Problem requirements: Print the data exactly, leaving nothing out.

Source data:
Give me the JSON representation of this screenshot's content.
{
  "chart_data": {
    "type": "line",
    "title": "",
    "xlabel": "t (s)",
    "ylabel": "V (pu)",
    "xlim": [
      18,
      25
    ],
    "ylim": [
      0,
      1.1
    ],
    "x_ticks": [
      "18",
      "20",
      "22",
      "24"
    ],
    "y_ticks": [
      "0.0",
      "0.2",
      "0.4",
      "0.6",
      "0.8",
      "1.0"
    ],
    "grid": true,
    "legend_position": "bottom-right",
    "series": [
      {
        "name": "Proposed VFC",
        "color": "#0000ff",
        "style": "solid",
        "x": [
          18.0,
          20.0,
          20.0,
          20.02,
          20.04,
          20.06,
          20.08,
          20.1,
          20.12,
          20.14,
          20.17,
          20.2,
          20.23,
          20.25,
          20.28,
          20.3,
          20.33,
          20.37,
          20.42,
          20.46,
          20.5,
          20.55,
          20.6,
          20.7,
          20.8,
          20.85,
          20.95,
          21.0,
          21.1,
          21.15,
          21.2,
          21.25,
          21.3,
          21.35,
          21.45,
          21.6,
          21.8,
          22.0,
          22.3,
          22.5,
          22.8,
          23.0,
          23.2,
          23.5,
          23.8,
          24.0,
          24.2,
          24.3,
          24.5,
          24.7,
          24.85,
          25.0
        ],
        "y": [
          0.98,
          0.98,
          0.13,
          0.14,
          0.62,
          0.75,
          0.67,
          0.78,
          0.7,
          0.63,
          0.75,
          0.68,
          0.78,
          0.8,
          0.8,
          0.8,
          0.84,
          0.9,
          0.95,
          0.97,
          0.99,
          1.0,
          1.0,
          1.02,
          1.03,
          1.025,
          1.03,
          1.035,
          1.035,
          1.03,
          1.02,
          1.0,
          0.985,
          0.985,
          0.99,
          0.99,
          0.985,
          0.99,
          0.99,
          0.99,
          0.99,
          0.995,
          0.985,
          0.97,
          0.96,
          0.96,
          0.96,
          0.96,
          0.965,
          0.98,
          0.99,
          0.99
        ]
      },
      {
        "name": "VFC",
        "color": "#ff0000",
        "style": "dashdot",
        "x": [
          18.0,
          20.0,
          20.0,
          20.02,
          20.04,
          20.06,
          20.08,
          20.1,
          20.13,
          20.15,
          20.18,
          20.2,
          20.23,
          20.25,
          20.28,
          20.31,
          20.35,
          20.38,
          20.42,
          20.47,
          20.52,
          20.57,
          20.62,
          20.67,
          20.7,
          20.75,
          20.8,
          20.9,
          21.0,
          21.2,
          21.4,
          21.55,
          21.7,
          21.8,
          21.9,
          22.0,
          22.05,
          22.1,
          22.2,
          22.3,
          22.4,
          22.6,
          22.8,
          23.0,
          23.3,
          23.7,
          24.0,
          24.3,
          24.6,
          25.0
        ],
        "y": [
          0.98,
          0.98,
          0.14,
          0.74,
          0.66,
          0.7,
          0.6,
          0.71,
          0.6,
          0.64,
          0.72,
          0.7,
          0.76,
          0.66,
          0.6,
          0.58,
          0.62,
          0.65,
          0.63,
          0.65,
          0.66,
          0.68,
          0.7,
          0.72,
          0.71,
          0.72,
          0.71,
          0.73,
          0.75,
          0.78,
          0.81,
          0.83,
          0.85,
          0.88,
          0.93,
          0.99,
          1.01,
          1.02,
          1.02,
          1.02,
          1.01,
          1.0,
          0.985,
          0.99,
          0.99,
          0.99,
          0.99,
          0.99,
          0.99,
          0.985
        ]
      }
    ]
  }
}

Solution for this exercise:
Give me the JSON representation of this screenshot's content.
{
  "chart_data": {
    "type": "line",
    "title": "",
    "xlabel": "t (s)",
    "ylabel": "V (pu)",
    "xlim": [
      18,
      25
    ],
    "ylim": [
      0,
      1.1
    ],
    "x_ticks": [
      "18",
      "20",
      "22",
      "24"
    ],
    "y_ticks": [
      "0.0",
      "0.2",
      "0.4",
      "0.6",
      "0.8",
      "1.0"
    ],
    "grid": true,
    "legend_position": "bottom-right",
    "series": [
      {
        "name": "Proposed VFC",
        "color": "#0000ff",
        "style": "solid",
        "x": [
          18.0,
          20.0,
          20.0,
          20.02,
          20.04,
          20.06,
          20.08,
          20.1,
          20.12,
          20.14,
          20.17,
          20.2,
          20.23,
          20.25,
          20.28,
          20.3,
          20.33,
          20.37,
          20.42,
          20.46,
          20.5,
          20.55,
          20.6,
          20.7,
          20.8,
          20.85,
          20.95,
          21.0,
          21.1,
          21.15,
          21.2,
          21.25,
          21.3,
          21.35,
          21.45,
          21.6,
          21.8,
          22.0,
          22.3,
          22.5,
          22.8,
          23.0,
          23.2,
          23.5,
          23.8,
          24.0,
          24.2,
          24.3,
          24.5,
          24.7,
          24.85,
          25.0
        ],
        "y": [
          0.98,
          0.98,
          0.13,
          0.14,
          0.62,
          0.75,
          0.67,
          0.78,
          0.7,
          0.63,
          0.75,
          0.68,
          0.78,
          0.8,
          0.8,
          0.8,
          0.84,
          0.9,
          0.95,
          0.97,
          0.99,
          1.0,
          1.0,
          1.02,
          1.03,
          1.025,
          1.03,
          1.035,
          1.035,
          1.03,
          1.02,
          1.0,
          0.985,
          0.985,
          0.99,
          0.99,
          0.985,
          0.99,
          0.99,
          0.99,
          0.99,
          0.995,
          0.985,
          0.97,
          0.96,
          0.96,
          0.96,
          0.96,
          0.965,
          0.98,
          0.99,
          0.99
        ]
      },
      {
        "name": "VFC",
        "color": "#ff0000",
        "style": "dashdot",
        "x": [
          18.0,
          20.0,
          20.0,
          20.02,
          20.04,
          20.06,
          20.08,
          20.1,
          20.13,
          20.15,
          20.18,
          20.2,
          20.23,
          20.25,
          20.28,
          20.31,
          20.35,
          20.38,
          20.42,
          20.47,
          20.52,
          20.57,
          20.62,
          20.67,
          20.7,
          20.75,
          20.8,
          20.9,
          21.0,
          21.2,
          21.4,
          21.55,
          21.7,
          21.8,
          21.9,
          22.0,
          22.05,
          22.1,
          22.2,
          22.3,
          22.4,
          22.6,
          22.8,
          23.0,
          23.3,
          23.7,
          24.0,
          24.3,
          24.6,
          25.0
        ],
        "y": [
          0.98,
          0.98,
          0.14,
          0.74,
          0.66,
          0.7,
          0.6,
          0.71,
          0.6,
          0.64,
          0.72,
          0.7,
          0.76,
          0.66,
          0.6,
          0.58,
          0.62,
          0.65,
          0.63,
          0.65,
          0.66,
          0.68,
          0.7,
          0.72,
          0.71,
          0.72,
          0.71,
          0.73,
          0.75,
          0.78,
          0.81,
          0.83,
          0.85,
          0.88,
          0.93,
          0.99,
          1.01,
          1.02,
          1.02,
          1.02,
          1.01,
          1.0,
          0.985,
          0.99,
          0.99,
          0.99,
          0.99,
          0.99,
          0.99,
          0.985
        ]
      }
    ]
  }
}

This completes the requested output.